_Exercise_: Look through the material below and count the lines with the string "screenshot". Report only the count.

========================================

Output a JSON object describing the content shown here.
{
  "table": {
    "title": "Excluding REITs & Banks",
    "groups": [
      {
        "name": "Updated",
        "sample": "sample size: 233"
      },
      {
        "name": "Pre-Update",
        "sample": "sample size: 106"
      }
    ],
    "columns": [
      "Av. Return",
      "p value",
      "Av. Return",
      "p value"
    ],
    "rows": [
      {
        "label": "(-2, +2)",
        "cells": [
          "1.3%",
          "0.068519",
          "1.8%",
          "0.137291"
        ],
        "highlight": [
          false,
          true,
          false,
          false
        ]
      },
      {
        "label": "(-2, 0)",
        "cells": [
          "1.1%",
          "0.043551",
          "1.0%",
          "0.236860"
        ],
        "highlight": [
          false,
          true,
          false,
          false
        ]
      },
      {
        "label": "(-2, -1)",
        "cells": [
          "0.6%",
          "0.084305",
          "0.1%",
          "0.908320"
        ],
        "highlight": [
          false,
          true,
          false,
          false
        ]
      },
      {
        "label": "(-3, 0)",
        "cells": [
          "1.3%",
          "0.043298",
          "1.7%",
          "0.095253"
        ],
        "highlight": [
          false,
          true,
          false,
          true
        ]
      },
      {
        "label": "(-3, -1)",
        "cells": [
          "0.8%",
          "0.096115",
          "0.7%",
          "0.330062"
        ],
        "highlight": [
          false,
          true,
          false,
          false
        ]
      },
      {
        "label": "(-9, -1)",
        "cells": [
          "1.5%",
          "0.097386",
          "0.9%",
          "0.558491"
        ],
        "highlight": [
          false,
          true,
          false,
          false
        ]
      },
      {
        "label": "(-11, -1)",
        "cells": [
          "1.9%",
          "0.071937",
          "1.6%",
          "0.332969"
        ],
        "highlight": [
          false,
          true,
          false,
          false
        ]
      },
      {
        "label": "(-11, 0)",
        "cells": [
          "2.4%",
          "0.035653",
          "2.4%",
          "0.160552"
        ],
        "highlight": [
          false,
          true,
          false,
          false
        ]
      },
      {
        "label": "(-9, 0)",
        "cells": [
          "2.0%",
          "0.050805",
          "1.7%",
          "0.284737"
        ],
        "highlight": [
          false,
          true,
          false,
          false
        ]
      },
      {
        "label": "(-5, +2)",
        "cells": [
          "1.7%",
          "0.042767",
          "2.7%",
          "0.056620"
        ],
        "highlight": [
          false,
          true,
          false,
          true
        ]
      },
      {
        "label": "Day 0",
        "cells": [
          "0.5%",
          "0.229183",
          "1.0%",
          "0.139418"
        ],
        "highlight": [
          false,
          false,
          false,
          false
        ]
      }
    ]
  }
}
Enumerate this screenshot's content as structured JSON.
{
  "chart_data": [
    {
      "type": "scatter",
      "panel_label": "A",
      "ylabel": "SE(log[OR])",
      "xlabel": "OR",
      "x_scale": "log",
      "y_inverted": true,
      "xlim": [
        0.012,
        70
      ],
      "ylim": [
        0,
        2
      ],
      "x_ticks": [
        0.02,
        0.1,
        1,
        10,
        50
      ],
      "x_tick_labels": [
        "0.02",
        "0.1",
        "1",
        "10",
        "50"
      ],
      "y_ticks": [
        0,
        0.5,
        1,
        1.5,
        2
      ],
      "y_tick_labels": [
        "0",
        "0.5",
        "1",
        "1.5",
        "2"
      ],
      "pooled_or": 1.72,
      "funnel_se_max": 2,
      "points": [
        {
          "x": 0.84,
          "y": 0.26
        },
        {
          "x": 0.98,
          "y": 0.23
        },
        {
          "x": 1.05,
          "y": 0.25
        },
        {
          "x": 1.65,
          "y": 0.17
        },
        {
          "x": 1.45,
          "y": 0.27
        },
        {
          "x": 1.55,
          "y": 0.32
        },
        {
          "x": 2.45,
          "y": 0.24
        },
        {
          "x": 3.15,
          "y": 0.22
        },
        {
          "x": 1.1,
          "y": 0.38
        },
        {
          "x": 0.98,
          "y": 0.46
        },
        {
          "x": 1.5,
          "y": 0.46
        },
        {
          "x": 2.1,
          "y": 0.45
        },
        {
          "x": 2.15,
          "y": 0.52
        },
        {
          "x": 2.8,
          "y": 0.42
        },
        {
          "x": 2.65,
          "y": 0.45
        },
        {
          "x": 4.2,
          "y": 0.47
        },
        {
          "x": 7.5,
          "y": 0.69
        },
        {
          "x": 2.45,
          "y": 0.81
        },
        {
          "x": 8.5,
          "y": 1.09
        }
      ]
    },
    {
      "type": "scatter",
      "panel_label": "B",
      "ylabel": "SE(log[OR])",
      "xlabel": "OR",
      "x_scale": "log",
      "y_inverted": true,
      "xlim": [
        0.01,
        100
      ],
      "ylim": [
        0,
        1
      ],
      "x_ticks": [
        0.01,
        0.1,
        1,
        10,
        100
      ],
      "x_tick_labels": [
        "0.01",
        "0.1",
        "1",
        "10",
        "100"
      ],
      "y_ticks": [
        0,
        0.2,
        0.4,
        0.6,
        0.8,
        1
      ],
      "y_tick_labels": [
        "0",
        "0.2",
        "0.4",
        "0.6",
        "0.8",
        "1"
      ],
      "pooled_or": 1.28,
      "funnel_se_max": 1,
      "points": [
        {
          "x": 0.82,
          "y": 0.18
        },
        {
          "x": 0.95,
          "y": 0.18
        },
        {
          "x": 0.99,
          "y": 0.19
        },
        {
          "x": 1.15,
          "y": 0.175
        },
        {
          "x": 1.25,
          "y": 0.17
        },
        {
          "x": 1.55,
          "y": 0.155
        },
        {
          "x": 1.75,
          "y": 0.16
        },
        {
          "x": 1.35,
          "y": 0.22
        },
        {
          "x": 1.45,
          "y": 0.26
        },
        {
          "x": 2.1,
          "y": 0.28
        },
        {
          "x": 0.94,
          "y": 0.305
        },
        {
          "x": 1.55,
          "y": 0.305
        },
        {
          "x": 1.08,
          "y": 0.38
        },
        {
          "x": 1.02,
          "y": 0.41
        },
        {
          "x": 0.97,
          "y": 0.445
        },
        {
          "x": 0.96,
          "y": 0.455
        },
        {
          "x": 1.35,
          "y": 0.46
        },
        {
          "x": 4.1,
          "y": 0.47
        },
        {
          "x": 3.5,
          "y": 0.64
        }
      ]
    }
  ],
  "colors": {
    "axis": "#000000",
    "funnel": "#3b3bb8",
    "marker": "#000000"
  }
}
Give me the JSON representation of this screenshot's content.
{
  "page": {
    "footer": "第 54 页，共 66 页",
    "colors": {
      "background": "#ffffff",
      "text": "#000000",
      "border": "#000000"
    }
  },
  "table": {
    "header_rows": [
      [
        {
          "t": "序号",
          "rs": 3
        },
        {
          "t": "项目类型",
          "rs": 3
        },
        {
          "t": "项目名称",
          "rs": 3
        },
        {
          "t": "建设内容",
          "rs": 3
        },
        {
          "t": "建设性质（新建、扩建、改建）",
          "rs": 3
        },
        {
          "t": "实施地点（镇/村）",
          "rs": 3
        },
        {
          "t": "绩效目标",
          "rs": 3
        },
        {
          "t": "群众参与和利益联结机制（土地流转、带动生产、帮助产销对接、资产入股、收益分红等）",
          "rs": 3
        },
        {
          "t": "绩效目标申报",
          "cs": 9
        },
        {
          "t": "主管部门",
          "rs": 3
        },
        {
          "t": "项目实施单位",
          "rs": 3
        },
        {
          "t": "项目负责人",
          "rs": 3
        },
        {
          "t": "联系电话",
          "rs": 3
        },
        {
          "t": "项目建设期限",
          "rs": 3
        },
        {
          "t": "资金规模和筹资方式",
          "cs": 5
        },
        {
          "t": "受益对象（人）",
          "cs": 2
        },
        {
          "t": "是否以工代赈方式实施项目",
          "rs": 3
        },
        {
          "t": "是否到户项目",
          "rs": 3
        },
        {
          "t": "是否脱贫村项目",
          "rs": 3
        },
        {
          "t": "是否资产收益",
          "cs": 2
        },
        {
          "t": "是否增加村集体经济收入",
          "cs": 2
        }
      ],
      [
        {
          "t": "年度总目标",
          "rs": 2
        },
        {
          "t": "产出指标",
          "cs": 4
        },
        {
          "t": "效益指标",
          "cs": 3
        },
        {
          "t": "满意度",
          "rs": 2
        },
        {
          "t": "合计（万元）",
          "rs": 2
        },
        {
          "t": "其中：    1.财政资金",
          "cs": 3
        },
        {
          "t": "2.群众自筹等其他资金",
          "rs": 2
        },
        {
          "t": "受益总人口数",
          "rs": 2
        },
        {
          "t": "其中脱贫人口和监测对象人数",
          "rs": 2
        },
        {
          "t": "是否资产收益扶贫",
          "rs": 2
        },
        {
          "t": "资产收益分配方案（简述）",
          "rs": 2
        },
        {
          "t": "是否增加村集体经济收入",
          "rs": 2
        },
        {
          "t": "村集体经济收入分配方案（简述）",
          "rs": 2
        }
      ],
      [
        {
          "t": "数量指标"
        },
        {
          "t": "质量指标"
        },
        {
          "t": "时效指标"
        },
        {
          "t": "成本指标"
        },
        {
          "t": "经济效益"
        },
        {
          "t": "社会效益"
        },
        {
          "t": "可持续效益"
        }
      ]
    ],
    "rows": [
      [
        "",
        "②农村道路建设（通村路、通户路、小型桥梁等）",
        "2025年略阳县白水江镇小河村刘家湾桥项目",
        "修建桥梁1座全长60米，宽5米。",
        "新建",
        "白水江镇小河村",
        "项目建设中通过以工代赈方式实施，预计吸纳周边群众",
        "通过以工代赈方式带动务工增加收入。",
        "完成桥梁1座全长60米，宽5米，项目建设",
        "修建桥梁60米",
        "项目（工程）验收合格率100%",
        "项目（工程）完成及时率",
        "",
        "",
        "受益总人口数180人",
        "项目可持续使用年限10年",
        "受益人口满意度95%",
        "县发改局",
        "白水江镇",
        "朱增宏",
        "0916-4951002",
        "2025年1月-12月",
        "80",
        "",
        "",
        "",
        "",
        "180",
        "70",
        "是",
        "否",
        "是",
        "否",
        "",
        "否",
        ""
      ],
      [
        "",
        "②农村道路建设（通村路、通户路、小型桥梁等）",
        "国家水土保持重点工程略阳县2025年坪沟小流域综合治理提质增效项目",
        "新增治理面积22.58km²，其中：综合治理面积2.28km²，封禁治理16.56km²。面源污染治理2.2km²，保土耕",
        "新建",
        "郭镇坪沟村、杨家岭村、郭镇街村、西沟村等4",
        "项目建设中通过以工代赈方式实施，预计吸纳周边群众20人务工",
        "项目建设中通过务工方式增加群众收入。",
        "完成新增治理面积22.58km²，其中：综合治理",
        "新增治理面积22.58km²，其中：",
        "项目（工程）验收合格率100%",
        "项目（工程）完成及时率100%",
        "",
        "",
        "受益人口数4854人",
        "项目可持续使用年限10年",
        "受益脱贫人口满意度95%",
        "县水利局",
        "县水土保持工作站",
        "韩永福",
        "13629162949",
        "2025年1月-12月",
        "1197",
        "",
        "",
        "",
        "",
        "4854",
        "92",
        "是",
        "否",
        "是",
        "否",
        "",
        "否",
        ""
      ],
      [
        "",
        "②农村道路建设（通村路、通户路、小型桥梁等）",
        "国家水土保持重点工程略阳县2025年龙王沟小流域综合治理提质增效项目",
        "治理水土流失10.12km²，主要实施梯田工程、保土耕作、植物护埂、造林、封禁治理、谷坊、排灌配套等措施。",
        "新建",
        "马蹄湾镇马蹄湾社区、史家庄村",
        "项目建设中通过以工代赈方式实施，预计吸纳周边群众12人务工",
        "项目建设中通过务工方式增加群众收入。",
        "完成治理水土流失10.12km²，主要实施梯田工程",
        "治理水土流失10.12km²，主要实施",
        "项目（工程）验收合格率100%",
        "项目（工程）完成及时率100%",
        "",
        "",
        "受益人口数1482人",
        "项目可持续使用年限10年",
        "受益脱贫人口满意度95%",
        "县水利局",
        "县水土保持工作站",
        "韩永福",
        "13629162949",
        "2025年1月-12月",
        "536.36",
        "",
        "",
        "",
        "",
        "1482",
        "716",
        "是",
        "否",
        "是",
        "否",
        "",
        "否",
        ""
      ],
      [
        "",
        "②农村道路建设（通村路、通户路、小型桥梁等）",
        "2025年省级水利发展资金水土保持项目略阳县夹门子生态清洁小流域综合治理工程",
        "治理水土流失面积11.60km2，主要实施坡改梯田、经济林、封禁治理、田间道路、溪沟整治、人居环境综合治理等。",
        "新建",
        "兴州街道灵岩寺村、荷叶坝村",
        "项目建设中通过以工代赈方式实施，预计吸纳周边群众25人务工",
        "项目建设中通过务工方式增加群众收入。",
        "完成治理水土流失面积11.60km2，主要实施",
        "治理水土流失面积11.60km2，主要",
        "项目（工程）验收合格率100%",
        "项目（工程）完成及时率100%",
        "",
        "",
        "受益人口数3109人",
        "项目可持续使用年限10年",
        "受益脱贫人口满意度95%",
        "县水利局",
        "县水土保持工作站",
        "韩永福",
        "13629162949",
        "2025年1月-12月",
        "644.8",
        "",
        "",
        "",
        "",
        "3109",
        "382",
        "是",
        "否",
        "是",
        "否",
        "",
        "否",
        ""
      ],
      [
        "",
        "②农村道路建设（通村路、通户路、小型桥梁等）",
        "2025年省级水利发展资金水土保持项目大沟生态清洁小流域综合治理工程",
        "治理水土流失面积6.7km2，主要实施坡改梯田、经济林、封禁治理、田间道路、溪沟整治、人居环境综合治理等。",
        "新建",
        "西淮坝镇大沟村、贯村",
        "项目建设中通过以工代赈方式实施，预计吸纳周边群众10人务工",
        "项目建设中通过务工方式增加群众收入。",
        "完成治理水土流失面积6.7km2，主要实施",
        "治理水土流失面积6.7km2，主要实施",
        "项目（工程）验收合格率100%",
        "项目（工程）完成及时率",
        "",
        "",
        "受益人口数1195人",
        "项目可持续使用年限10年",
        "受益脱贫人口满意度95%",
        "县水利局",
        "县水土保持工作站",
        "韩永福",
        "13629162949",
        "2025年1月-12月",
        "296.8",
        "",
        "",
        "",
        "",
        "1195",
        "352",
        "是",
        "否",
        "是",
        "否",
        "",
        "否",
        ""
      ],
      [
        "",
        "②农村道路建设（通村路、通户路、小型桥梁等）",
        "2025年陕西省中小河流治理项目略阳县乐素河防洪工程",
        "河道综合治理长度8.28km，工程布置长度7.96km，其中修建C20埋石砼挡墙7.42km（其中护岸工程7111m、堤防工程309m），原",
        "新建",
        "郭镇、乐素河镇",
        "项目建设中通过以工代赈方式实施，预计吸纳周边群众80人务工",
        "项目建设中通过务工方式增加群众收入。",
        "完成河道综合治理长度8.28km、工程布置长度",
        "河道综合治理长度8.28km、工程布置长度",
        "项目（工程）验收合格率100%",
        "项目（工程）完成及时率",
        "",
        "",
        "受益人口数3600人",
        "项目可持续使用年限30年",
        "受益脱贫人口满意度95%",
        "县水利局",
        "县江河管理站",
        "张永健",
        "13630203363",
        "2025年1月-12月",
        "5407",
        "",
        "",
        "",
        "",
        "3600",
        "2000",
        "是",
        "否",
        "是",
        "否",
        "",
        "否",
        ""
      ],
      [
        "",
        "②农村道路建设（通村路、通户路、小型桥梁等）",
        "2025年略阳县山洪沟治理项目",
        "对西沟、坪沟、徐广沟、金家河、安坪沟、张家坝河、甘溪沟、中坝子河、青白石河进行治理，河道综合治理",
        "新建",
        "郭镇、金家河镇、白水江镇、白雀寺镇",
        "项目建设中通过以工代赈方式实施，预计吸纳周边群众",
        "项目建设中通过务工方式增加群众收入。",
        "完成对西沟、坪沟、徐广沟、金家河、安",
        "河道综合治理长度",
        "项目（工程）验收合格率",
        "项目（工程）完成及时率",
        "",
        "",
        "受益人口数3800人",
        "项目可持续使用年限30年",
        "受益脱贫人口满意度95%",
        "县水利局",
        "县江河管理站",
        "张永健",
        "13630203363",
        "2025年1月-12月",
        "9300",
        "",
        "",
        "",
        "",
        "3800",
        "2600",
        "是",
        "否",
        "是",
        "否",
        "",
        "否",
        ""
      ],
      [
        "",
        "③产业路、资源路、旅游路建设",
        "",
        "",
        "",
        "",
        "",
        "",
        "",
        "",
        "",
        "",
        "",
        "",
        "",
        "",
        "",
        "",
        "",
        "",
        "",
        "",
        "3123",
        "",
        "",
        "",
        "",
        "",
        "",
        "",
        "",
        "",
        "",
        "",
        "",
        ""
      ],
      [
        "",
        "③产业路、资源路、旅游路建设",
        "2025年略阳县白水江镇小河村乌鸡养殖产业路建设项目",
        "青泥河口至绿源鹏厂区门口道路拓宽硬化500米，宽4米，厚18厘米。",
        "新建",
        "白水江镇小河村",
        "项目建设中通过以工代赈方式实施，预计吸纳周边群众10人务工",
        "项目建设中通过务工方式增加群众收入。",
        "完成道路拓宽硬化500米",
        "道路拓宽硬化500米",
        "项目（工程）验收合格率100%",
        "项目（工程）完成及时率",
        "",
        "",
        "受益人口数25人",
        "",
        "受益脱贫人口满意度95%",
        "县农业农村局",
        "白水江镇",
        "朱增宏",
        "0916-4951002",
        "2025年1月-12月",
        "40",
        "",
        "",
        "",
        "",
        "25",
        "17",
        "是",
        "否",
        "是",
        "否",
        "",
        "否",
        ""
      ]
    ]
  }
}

========================================

_Output_: 2